▶ [Do this]: Reproduce the stretch of records from the line containing "- code-token-keyword: =: [721, 233, 731, 252]" through the line containing "- code-line: 27", renaming every "line-number" to "gutter-number" and leaving everything else unchanged.

▶ [Records shown]:

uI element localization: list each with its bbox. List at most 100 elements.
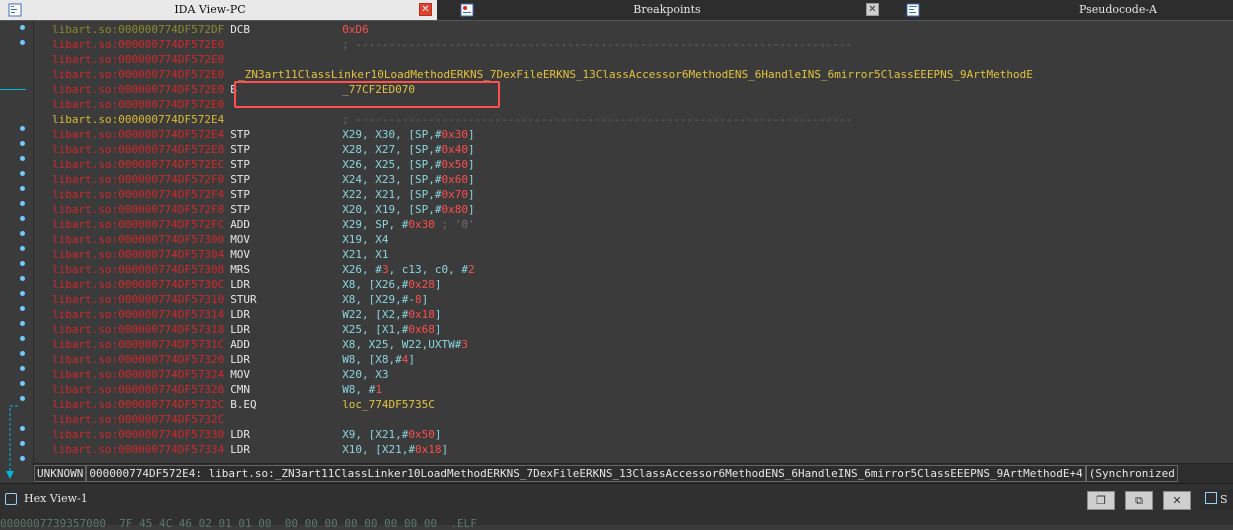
- listing-line[interactable]: libart.so:000000774DF57320 LDR W8, [X8,#4]: [52, 352, 415, 367]
- breakpoint-dot[interactable]: [20, 231, 25, 236]
- listing-line[interactable]: libart.so:000000774DF572EC STP X26, X25, […: [52, 157, 475, 172]
- line-address[interactable]: libart.so:000000774DF572E8: [52, 143, 224, 156]
- line-address[interactable]: libart.so:000000774DF5732C: [52, 398, 224, 411]
- function-name[interactable]: _ZN3art11ClassLinker10LoadMethodERKNS_7D…: [238, 68, 1033, 81]
- listing-line[interactable]: libart.so:000000774DF57324 MOV X20, X3: [52, 367, 389, 382]
- listing-line[interactable]: libart.so:000000774DF572F8 STP X20, X19, […: [52, 202, 475, 217]
- line-address[interactable]: libart.so:000000774DF57320: [52, 353, 224, 366]
- listing-line[interactable]: libart.so:000000774DF5730C LDR X8, [X26,#0…: [52, 277, 442, 292]
- breakpoint-dot[interactable]: [20, 321, 25, 326]
- breakpoint-dot[interactable]: [20, 171, 25, 176]
- line-operands: X8, X25, W22,UXTW#3: [342, 338, 469, 351]
- listing-line[interactable]: libart.so:000000774DF57330 LDR X9, [X21,#0…: [52, 427, 442, 442]
- listing-line[interactable]: libart.so:000000774DF57300 MOV X19, X4: [52, 232, 389, 247]
- tab-breakpoints[interactable]: Breakpoints ✕: [452, 0, 888, 20]
- listing-line[interactable]: libart.so:000000774DF572E0: [52, 52, 342, 67]
- listing-line[interactable]: libart.so:000000774DF572F0 STP X24, X23, […: [52, 172, 475, 187]
- listing-line[interactable]: libart.so:000000774DF572FC ADD X29, SP, #0…: [52, 217, 475, 232]
- listing-line[interactable]: libart.so:000000774DF572E0 ; ------------…: [52, 37, 852, 52]
- line-address[interactable]: libart.so:000000774DF572F0: [52, 173, 224, 186]
- breakpoint-dot[interactable]: [20, 306, 25, 311]
- line-address[interactable]: libart.so:000000774DF57334: [52, 443, 224, 456]
- line-address[interactable]: libart.so:000000774DF572E4: [52, 128, 224, 141]
- breakpoint-dot[interactable]: [20, 141, 25, 146]
- line-address[interactable]: libart.so:000000774DF5730C: [52, 278, 224, 291]
- line-address[interactable]: libart.so:000000774DF572EC: [52, 158, 224, 171]
- tab-pseudocode-a[interactable]: Pseudocode-A: [898, 0, 1233, 20]
- line-address[interactable]: libart.so:000000774DF5731C: [52, 338, 224, 351]
- breakpoint-dot[interactable]: [20, 156, 25, 161]
- float-button[interactable]: ⧉: [1125, 491, 1153, 510]
- line-address[interactable]: libart.so:000000774DF57314: [52, 308, 224, 321]
- breakpoint-dot[interactable]: [20, 336, 25, 341]
- listing-line[interactable]: libart.so:000000774DF57304 MOV X21, X1: [52, 247, 389, 262]
- listing-line[interactable]: libart.so:000000774DF57318 LDR X25, [X1,#0…: [52, 322, 442, 337]
- breakpoint-dot[interactable]: [20, 276, 25, 281]
- line-address[interactable]: libart.so:000000774DF572DF: [52, 23, 224, 36]
- line-address[interactable]: libart.so:000000774DF572E0: [52, 38, 224, 51]
- breakpoint-dot[interactable]: [20, 291, 25, 296]
- line-address[interactable]: libart.so:000000774DF572E0: [52, 98, 224, 111]
- breakpoint-dot[interactable]: [20, 426, 25, 431]
- listing-line[interactable]: libart.so:000000774DF57310 STUR X8, [X29,#…: [52, 292, 428, 307]
- breakpoint-dot[interactable]: [20, 441, 25, 446]
- listing-line[interactable]: libart.so:000000774DF57334 LDR X10, [X21,#…: [52, 442, 448, 457]
- listing-line[interactable]: libart.so:000000774DF5731C ADD X8, X25, W2…: [52, 337, 468, 352]
- listing-line[interactable]: libart.so:000000774DF5732C: [52, 412, 342, 427]
- listing-line[interactable]: libart.so:000000774DF57308 MRS X26, #3, c1…: [52, 262, 475, 277]
- breakpoint-dot[interactable]: [20, 456, 25, 461]
- line-address[interactable]: libart.so:000000774DF57318: [52, 323, 224, 336]
- listing-line[interactable]: libart.so:000000774DF572E0 B _77CF2ED070: [52, 82, 415, 97]
- breakpoint-dot[interactable]: [20, 396, 25, 401]
- line-operands: X25, [X1,#0x68]: [342, 323, 442, 336]
- line-address[interactable]: libart.so:000000774DF57308: [52, 263, 224, 276]
- listing-line[interactable]: libart.so:000000774DF5732C B.EQ loc_774DF5…: [52, 397, 435, 412]
- line-address[interactable]: libart.so:000000774DF572E0: [52, 53, 224, 66]
- line-address[interactable]: libart.so:000000774DF57324: [52, 368, 224, 381]
- tab-ida-view-pc[interactable]: IDA View-PC ✕: [0, 0, 437, 20]
- line-address[interactable]: libart.so:000000774DF572E0: [52, 83, 224, 96]
- listing-line[interactable]: libart.so:000000774DF572E4 STP X29, X30, […: [52, 127, 475, 142]
- line-address[interactable]: libart.so:000000774DF5732C: [52, 413, 224, 426]
- breakpoint-dot[interactable]: [20, 201, 25, 206]
- line-address[interactable]: libart.so:000000774DF57304: [52, 248, 224, 261]
- close-icon[interactable]: ✕: [866, 3, 879, 16]
- breakpoint-dot[interactable]: [20, 351, 25, 356]
- line-address[interactable]: libart.so:000000774DF572F8: [52, 203, 224, 216]
- listing-line[interactable]: libart.so:000000774DF572E0: [52, 97, 342, 112]
- breakpoint-dot[interactable]: [20, 40, 25, 45]
- line-address[interactable]: libart.so:000000774DF572FC: [52, 218, 224, 231]
- breakpoint-dot[interactable]: [20, 186, 25, 191]
- breakpoint-dot[interactable]: [20, 366, 25, 371]
- listing-line[interactable]: libart.so:000000774DF572E0 _ZN3art11Class…: [52, 67, 1033, 82]
- line-address[interactable]: libart.so:000000774DF57328: [52, 383, 224, 396]
- line-operands: X19, X4: [342, 233, 389, 246]
- breakpoint-dot[interactable]: [20, 381, 25, 386]
- line-address[interactable]: libart.so:000000774DF57310: [52, 293, 224, 306]
- line-mnemonic: STUR: [230, 293, 257, 306]
- listing-line[interactable]: libart.so:000000774DF572E4 ; ------------…: [52, 112, 852, 127]
- breakpoint-dot[interactable]: [20, 126, 25, 131]
- line-operands[interactable]: loc_774DF5735C: [342, 398, 435, 411]
- listing-line[interactable]: libart.so:000000774DF572F4 STP X22, X21, […: [52, 187, 475, 202]
- line-address[interactable]: libart.so:000000774DF572E4: [52, 113, 224, 126]
- breakpoint-dot[interactable]: [20, 25, 25, 30]
- line-operands: X29, SP, #0x30 ; '0': [342, 218, 475, 231]
- listing-line[interactable]: libart.so:000000774DF572E8 STP X28, X27, […: [52, 142, 475, 157]
- side-tab[interactable]: S: [1200, 490, 1233, 510]
- restore-button[interactable]: ❐: [1087, 491, 1115, 510]
- breakpoint-dot[interactable]: [20, 216, 25, 221]
- line-operands[interactable]: _77CF2ED070: [342, 83, 415, 96]
- disassembly-listing[interactable]: libart.so:000000774DF572DF DCB 0xD6 libart.…: [34, 21, 1233, 462]
- listing-line[interactable]: libart.so:000000774DF572DF DCB 0xD6: [52, 22, 369, 37]
- listing-line[interactable]: libart.so:000000774DF57328 CMN W8, #1: [52, 382, 382, 397]
- line-address[interactable]: libart.so:000000774DF572F4: [52, 188, 224, 201]
- line-address[interactable]: libart.so:000000774DF57330: [52, 428, 224, 441]
- breakpoint-dot[interactable]: [20, 246, 25, 251]
- line-address[interactable]: libart.so:000000774DF572E0: [52, 68, 224, 81]
- line-address[interactable]: libart.so:000000774DF57300: [52, 233, 224, 246]
- close-icon[interactable]: ✕: [419, 3, 432, 16]
- listing-line[interactable]: libart.so:000000774DF57314 LDR W22, [X2,#0…: [52, 307, 442, 322]
- close-button[interactable]: ✕: [1163, 491, 1191, 510]
- breakpoint-dot[interactable]: [20, 261, 25, 266]
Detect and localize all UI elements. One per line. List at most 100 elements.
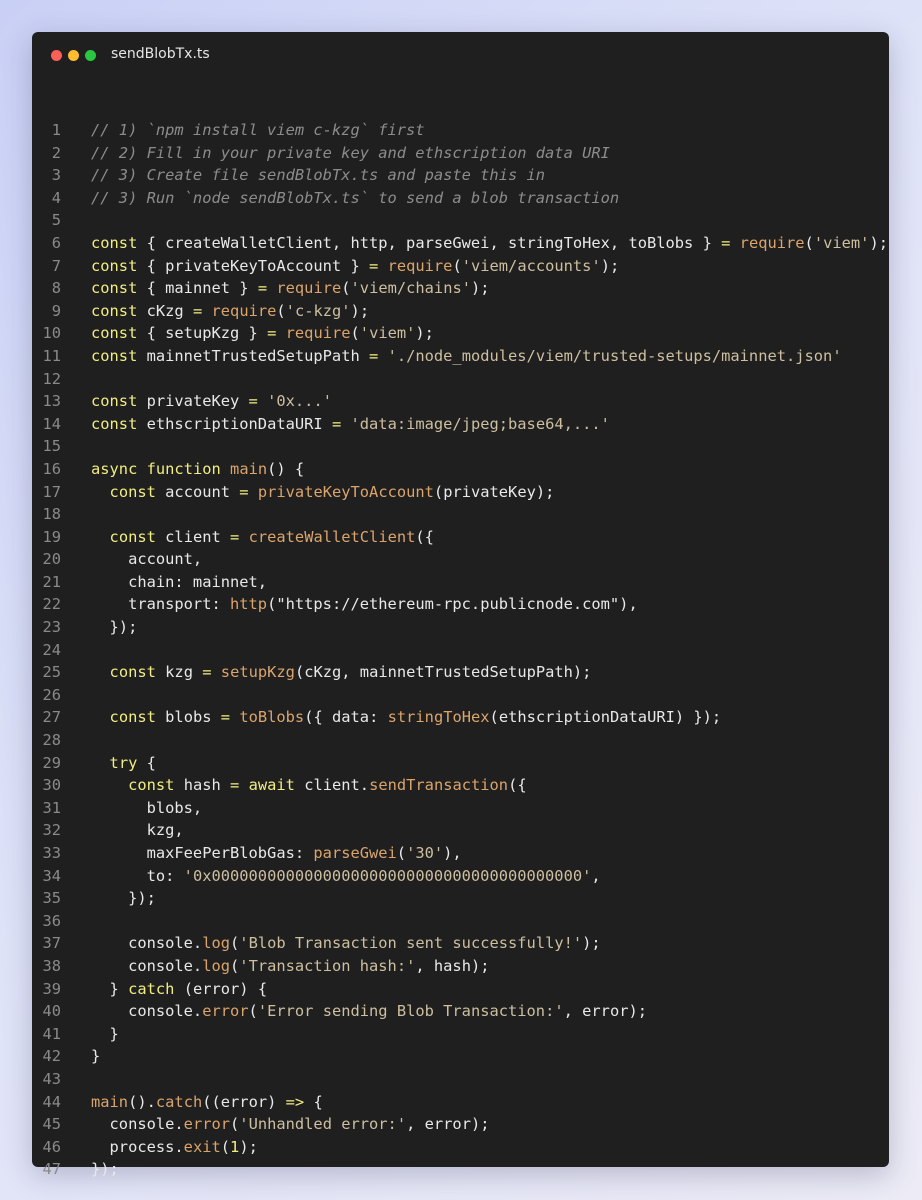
- code-token-keyword: =: [721, 233, 731, 252]
- code-text: process.exit(1);: [91, 1136, 258, 1159]
- code-token-plain: transport:: [91, 595, 230, 614]
- code-token-plain: });: [91, 1160, 119, 1179]
- code-token-plain: process.: [91, 1137, 184, 1156]
- code-text: kzg,: [91, 819, 184, 842]
- line-number: 42: [42, 1047, 61, 1066]
- line-number: 8: [51, 279, 61, 298]
- code-token-string: 'viem': [813, 233, 870, 252]
- code-token-function: sendTransaction: [369, 776, 509, 795]
- code-token-plain: ,: [591, 866, 601, 885]
- zoom-window-button[interactable]: [85, 50, 96, 61]
- code-text: chain: mainnet,: [91, 571, 267, 594]
- code-text: console.error('Error sending Blob Transa…: [91, 1000, 647, 1023]
- code-text: } catch (error) {: [91, 978, 268, 1001]
- minimize-window-button[interactable]: [68, 50, 79, 61]
- code-token-plain: (: [230, 956, 240, 975]
- code-token-plain: {: [137, 753, 156, 772]
- code-token-plain: (: [396, 844, 407, 862]
- code-token-plain: privateKey: [137, 392, 249, 411]
- code-token-keyword: const: [109, 527, 156, 546]
- code-line: 8 const { mainnet } = require('viem/chain…: [32, 277, 889, 300]
- code-line: 27 const blobs = toBlobs({ data: stringT…: [32, 706, 889, 729]
- code-text: maxFeePerBlobGas: parseGwei('30'),: [91, 842, 462, 865]
- code-token-plain: (cKzg, mainnetTrustedSetupPath);: [294, 663, 592, 682]
- code-line: 19 const client = createWalletClient({: [32, 526, 889, 549]
- code-token-string: 'viem': [359, 324, 416, 343]
- code-line: 11 const mainnetTrustedSetupPath = './nod…: [32, 345, 889, 368]
- code-token-plain: client: [155, 527, 231, 546]
- code-token-string: './node_modules/viem/trusted-setups/main…: [387, 346, 842, 365]
- code-line: 10 const { setupKzg } = require('viem');: [32, 322, 889, 345]
- code-token-function: exit: [183, 1137, 221, 1156]
- code-token-plain: kzg,: [91, 821, 184, 840]
- line-number: 35: [42, 889, 61, 908]
- line-number: 44: [42, 1092, 61, 1111]
- code-token-function: log: [202, 934, 231, 953]
- code-line: 20 account,: [32, 548, 889, 571]
- code-line: 28: [32, 729, 889, 752]
- code-token-keyword: function: [146, 459, 221, 478]
- line-number: 36: [42, 911, 61, 930]
- code-text: account,: [91, 548, 202, 571]
- line-number: 31: [42, 798, 61, 817]
- line-number: 30: [42, 776, 61, 795]
- code-token-plain: );: [582, 934, 601, 953]
- code-token-function: createWalletClient: [248, 527, 416, 546]
- code-token-keyword: const: [109, 663, 156, 682]
- code-line: 24: [32, 639, 889, 662]
- code-token-plain: });: [91, 889, 156, 908]
- code-token-string: 'data:image/jpeg;base64,...': [350, 414, 610, 433]
- code-text: const ethscriptionDataURI = 'data:image/…: [91, 413, 610, 436]
- code-text: const privateKey = '0x...': [91, 390, 332, 413]
- code-line: 47});: [32, 1158, 889, 1181]
- code-token-plain: );: [869, 233, 888, 252]
- code-token-function: require: [276, 279, 342, 298]
- line-number: 14: [42, 414, 61, 433]
- code-token-plain: , error);: [406, 1115, 490, 1134]
- code-token-function: privateKeyToAccount: [257, 482, 434, 501]
- code-token-function: error: [202, 1002, 249, 1021]
- code-token-keyword: const: [91, 279, 138, 298]
- code-token-plain: hash: [174, 776, 231, 795]
- code-token-plain: ({: [415, 527, 434, 546]
- code-token-plain: (privateKey);: [433, 482, 555, 501]
- code-text: try {: [91, 752, 156, 775]
- code-text: // 1) `npm install viem c-kzg` first: [91, 119, 425, 142]
- code-token-keyword: =: [369, 256, 379, 275]
- code-token-plain: ({ data:: [304, 708, 388, 727]
- code-text: const { privateKeyToAccount } = require(…: [91, 255, 619, 278]
- close-window-button[interactable]: [51, 50, 62, 61]
- code-line: 42}: [32, 1045, 889, 1068]
- code-token-plain: (: [248, 1002, 258, 1021]
- code-text: async function main() {: [91, 458, 304, 481]
- code-token-plain: });: [91, 618, 138, 637]
- code-token-string: '0x0000000000000000000000000000000000000…: [183, 866, 592, 885]
- code-token-plain: { setupKzg }: [137, 324, 268, 343]
- code-token-keyword: try: [109, 753, 138, 772]
- line-number: 18: [42, 505, 61, 524]
- code-token-plain: client.: [294, 776, 370, 795]
- code-token-keyword: const: [109, 708, 156, 727]
- line-number: 24: [42, 640, 61, 659]
- code-line: 36: [32, 910, 889, 933]
- code-token-string: 'Error sending Blob Transaction:': [257, 1002, 564, 1021]
- code-text: console.error('Unhandled error:', error)…: [91, 1113, 490, 1136]
- line-number: 7: [51, 256, 61, 275]
- code-editor[interactable]: 1 // 1) `npm install viem c-kzg` first 2 //…: [32, 119, 889, 1181]
- code-token-plain: blobs: [155, 708, 221, 727]
- code-token-keyword: const: [91, 256, 138, 275]
- code-token-string: 'Blob Transaction sent successfully!': [239, 934, 583, 953]
- line-number: 5: [51, 211, 61, 230]
- code-token-string: '0x...': [267, 392, 332, 411]
- line-number: 40: [42, 1002, 61, 1021]
- line-number: 26: [42, 685, 61, 704]
- code-text: // 2) Fill in your private key and ethsc…: [91, 142, 610, 165]
- line-number: 34: [42, 866, 61, 885]
- line-number: 45: [42, 1115, 61, 1134]
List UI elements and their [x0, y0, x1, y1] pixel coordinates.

▶ [Right answer]:
- code-token-keyword: =: [721, 233, 731, 252]
- code-text: process.exit(1);: [91, 1136, 258, 1159]
- code-token-plain: transport:: [91, 595, 230, 614]
- code-token-plain: });: [91, 1160, 119, 1179]
- code-token-plain: process.: [91, 1137, 184, 1156]
- code-text: kzg,: [91, 819, 184, 842]
- gutter-number: 42: [42, 1047, 61, 1066]
- gutter-number: 8: [51, 279, 61, 298]
- code-token-string: 'viem': [813, 233, 870, 252]
- code-token-function: sendTransaction: [369, 776, 509, 795]
- code-token-plain: ,: [591, 866, 601, 885]
- zoom-window-button[interactable]: [85, 50, 96, 61]
- code-text: chain: mainnet,: [91, 571, 267, 594]
- code-text: console.error('Error sending Blob Transa…: [91, 1000, 647, 1023]
- code-text: } catch (error) {: [91, 978, 268, 1001]
- minimize-window-button[interactable]: [68, 50, 79, 61]
- code-token-plain: (: [230, 956, 240, 975]
- code-token-plain: {: [137, 753, 156, 772]
- code-token-plain: (: [396, 844, 407, 862]
- code-token-plain: privateKey: [137, 392, 249, 411]
- code-token-keyword: const: [109, 527, 156, 546]
- code-line: 8 const { mainnet } = require('viem/chain…: [32, 277, 889, 300]
- code-line: 27 const blobs = toBlobs({ data: stringT…: [32, 706, 889, 729]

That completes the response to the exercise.